### What to do
Please reproduce the records below verbatim, from the very first line through the line containing "colorbar-segment (908, 651, 989, 672)", including both of those lines.

+===+

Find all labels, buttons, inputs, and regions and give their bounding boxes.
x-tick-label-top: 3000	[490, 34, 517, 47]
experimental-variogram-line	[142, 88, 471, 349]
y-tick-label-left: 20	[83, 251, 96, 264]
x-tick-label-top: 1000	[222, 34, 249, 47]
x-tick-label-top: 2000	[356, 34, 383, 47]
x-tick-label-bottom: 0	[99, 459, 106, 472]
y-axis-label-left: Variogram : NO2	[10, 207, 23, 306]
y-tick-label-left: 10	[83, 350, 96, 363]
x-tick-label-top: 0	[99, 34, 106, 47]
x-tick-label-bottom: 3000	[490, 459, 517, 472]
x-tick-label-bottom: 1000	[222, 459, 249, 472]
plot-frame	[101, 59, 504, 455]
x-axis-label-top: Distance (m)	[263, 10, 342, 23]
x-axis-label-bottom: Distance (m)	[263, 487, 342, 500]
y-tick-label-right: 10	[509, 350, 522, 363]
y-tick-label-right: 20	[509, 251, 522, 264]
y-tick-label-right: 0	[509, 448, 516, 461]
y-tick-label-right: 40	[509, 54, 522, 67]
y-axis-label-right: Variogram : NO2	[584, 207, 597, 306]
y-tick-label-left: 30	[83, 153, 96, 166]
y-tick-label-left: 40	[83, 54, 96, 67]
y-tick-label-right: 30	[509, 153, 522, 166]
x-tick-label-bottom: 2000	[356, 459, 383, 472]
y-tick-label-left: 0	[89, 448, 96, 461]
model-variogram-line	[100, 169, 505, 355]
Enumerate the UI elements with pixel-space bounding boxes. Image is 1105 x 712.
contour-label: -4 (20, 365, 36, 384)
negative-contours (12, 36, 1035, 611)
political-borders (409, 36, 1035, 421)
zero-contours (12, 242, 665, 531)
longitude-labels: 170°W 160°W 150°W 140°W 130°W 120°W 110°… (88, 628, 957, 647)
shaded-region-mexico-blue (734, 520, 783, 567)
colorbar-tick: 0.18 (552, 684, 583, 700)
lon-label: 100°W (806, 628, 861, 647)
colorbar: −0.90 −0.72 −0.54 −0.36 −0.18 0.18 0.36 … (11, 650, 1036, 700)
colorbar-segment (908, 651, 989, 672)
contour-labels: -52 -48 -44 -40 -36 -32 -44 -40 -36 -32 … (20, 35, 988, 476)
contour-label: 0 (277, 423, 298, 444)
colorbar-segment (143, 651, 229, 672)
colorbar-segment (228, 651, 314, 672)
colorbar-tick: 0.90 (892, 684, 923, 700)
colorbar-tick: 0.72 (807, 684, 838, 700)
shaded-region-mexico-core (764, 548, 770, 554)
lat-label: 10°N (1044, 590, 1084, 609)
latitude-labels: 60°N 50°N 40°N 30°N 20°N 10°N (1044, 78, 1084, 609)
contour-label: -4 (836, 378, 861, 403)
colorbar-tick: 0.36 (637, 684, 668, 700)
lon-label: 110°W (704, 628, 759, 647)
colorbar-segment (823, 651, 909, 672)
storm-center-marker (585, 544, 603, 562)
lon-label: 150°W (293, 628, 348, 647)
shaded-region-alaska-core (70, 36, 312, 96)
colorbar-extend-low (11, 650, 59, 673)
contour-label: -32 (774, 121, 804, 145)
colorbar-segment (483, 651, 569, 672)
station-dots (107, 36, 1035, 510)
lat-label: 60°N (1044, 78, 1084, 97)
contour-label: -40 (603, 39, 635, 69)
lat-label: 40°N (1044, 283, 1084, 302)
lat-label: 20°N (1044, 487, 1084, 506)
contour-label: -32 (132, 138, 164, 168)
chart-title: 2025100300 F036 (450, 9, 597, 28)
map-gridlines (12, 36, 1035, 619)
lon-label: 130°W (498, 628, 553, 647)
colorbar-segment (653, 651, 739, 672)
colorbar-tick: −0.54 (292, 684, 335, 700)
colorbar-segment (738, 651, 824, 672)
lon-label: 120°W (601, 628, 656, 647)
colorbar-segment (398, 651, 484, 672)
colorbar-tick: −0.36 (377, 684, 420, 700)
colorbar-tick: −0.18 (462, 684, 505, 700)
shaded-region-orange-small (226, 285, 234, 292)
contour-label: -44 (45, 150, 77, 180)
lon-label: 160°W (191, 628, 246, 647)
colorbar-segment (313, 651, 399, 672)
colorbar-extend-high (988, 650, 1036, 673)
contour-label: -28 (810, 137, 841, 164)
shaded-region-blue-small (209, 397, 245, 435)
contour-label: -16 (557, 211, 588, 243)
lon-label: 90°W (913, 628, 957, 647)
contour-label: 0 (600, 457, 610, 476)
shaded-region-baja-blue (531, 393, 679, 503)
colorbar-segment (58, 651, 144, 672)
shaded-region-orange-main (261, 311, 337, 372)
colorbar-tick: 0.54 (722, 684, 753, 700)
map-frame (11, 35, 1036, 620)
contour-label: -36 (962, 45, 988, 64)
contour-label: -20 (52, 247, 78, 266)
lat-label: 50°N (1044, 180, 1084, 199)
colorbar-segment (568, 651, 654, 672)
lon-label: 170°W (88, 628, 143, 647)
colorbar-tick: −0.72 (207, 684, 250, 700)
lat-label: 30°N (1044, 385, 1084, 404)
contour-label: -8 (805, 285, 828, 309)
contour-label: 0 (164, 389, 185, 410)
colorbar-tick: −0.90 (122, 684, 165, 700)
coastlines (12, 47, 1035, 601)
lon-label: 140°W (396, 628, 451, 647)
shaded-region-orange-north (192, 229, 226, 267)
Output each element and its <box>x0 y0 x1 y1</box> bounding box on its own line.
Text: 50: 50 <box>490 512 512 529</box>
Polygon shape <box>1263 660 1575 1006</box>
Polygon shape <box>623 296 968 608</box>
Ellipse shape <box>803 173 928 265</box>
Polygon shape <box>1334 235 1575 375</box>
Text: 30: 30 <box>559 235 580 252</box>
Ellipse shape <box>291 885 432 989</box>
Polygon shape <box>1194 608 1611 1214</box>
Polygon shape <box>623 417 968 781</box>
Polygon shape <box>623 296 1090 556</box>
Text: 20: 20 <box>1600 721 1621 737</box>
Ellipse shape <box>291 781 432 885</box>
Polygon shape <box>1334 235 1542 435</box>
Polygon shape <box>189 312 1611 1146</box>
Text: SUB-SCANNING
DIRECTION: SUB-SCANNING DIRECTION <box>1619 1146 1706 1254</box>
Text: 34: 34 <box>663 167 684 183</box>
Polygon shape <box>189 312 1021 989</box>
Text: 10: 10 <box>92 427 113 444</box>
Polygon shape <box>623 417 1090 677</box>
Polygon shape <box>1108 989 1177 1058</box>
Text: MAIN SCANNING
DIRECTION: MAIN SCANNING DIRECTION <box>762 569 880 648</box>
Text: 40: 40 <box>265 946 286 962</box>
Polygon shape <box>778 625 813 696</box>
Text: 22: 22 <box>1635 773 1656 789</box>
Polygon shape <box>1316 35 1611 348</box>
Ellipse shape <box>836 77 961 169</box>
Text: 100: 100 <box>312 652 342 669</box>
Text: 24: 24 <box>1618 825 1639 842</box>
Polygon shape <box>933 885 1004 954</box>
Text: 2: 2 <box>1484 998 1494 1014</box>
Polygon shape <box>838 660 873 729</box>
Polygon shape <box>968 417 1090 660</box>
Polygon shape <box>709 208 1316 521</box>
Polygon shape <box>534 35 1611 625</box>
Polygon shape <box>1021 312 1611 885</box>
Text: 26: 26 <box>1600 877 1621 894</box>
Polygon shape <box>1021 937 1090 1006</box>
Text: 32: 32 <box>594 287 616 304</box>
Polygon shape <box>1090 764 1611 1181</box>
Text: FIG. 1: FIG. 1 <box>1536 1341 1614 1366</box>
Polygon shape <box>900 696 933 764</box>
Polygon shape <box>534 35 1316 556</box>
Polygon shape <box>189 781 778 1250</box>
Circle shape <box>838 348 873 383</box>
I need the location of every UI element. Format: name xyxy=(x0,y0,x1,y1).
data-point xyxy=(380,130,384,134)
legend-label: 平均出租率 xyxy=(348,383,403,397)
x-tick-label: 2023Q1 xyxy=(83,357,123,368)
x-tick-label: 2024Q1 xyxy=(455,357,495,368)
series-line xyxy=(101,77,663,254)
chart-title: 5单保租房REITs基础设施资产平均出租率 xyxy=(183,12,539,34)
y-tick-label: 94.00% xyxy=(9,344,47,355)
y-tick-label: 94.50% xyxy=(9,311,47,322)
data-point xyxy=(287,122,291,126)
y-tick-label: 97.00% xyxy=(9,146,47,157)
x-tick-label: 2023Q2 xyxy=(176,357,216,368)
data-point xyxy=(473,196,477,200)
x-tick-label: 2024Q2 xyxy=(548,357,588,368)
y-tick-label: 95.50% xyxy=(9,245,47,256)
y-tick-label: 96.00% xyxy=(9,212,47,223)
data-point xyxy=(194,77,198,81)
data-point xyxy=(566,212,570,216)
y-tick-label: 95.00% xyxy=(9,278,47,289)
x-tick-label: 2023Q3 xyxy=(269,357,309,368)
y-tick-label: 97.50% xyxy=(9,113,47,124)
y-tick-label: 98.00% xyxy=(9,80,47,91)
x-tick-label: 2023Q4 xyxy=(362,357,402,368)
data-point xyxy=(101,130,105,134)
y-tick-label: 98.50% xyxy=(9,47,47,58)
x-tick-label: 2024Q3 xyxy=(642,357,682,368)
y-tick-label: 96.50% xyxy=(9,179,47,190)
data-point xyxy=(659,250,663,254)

+===+

### Written answer
Find all labels, buttons, inputs, and regions and give their bounding boxes.
x-tick-label-top: 3000	[490, 34, 517, 47]
experimental-variogram-line	[142, 88, 471, 349]
y-tick-label-left: 20	[83, 251, 96, 264]
x-tick-label-top: 1000	[222, 34, 249, 47]
x-tick-label-top: 2000	[356, 34, 383, 47]
x-tick-label-bottom: 0	[99, 459, 106, 472]
y-axis-label-left: Variogram : NO2	[10, 207, 23, 306]
y-tick-label-left: 10	[83, 350, 96, 363]
x-tick-label-top: 0	[99, 34, 106, 47]
x-tick-label-bottom: 3000	[490, 459, 517, 472]
x-tick-label-bottom: 1000	[222, 459, 249, 472]
plot-frame	[101, 59, 504, 455]
x-axis-label-top: Distance (m)	[263, 10, 342, 23]
x-axis-label-bottom: Distance (m)	[263, 487, 342, 500]
y-tick-label-right: 10	[509, 350, 522, 363]
y-tick-label-right: 20	[509, 251, 522, 264]
y-tick-label-right: 0	[509, 448, 516, 461]
y-tick-label-right: 40	[509, 54, 522, 67]
y-axis-label-right: Variogram : NO2	[584, 207, 597, 306]
y-tick-label-left: 30	[83, 153, 96, 166]
y-tick-label-left: 40	[83, 54, 96, 67]
y-tick-label-right: 30	[509, 153, 522, 166]
x-tick-label-bottom: 2000	[356, 459, 383, 472]
y-tick-label-left: 0	[89, 448, 96, 461]
model-variogram-line	[100, 169, 505, 355]
Enumerate the UI elements with pixel-space bounding boxes. Image is 1105 x 712.
contour-label: -4 (20, 365, 36, 384)
negative-contours (12, 36, 1035, 611)
political-borders (409, 36, 1035, 421)
zero-contours (12, 242, 665, 531)
longitude-labels: 170°W 160°W 150°W 140°W 130°W 120°W 110°… (88, 628, 957, 647)
shaded-region-mexico-blue (734, 520, 783, 567)
colorbar-tick: 0.18 (552, 684, 583, 700)
lon-label: 100°W (806, 628, 861, 647)
colorbar: −0.90 −0.72 −0.54 −0.36 −0.18 0.18 0.36 … (11, 650, 1036, 700)
colorbar-segment (908, 651, 989, 672)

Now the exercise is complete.